━━ RECORDS PROVIDED ━━

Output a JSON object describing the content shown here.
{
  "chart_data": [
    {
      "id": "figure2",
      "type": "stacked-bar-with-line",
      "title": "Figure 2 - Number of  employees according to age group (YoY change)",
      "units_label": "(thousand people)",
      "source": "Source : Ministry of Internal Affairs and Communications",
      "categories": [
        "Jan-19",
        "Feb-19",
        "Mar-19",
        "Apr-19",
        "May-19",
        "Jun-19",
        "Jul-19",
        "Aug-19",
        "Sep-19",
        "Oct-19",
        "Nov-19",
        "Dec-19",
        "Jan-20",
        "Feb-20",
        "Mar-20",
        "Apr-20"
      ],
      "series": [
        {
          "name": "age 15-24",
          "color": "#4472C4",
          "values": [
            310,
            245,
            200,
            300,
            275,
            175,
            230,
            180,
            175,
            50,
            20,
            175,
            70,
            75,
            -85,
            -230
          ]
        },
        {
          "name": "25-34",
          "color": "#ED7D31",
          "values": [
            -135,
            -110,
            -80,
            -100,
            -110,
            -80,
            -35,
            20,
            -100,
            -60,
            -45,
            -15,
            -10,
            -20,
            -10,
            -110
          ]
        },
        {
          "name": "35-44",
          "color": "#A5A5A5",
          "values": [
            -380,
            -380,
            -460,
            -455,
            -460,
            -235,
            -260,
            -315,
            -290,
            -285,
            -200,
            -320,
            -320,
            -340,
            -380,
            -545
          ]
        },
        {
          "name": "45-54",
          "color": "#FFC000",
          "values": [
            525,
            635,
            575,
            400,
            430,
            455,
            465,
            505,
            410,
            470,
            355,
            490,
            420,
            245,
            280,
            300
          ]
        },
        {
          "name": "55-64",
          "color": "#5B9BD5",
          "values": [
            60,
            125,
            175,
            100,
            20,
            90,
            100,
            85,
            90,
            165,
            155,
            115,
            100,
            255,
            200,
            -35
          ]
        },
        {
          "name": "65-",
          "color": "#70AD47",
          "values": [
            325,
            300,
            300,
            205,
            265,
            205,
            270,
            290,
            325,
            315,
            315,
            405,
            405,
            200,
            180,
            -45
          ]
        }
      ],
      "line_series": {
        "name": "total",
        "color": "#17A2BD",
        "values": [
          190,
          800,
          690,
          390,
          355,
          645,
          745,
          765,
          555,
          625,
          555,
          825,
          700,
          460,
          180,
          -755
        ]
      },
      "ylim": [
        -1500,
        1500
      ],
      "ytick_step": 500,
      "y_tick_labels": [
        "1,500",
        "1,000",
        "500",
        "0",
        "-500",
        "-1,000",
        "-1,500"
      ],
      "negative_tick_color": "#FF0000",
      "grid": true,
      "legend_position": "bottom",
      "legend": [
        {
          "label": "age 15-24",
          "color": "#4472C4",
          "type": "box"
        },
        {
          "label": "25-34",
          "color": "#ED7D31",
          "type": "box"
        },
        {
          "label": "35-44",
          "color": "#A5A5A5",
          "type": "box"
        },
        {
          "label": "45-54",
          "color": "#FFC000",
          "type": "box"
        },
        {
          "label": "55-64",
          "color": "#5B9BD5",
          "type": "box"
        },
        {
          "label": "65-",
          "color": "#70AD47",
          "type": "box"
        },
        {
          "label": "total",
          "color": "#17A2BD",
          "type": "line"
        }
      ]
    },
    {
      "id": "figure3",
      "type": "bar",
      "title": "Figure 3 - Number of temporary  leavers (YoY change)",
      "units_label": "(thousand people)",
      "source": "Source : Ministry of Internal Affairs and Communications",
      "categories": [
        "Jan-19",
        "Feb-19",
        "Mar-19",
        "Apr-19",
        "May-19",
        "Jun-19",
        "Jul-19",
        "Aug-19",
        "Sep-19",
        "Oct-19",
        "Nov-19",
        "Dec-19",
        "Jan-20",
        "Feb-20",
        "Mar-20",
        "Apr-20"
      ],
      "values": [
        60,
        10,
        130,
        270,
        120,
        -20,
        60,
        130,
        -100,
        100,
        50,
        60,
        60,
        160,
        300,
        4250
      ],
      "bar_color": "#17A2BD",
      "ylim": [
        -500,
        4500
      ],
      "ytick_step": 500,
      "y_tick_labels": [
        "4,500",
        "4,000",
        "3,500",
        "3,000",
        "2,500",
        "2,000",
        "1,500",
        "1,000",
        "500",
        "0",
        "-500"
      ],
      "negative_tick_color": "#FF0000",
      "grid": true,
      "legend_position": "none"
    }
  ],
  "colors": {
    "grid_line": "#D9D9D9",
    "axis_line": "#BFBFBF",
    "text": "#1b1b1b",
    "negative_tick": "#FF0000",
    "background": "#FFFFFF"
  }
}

━━━

WHAT THIS TASK INVOLVES: Locate the lines above that contain "Number" and copy them.

ANSWER TO THE PROBLEM:
      "title": "Figure 2 - Number of  employees according to age group (YoY change)",
      "title": "Figure 3 - Number of temporary  leavers (YoY change)",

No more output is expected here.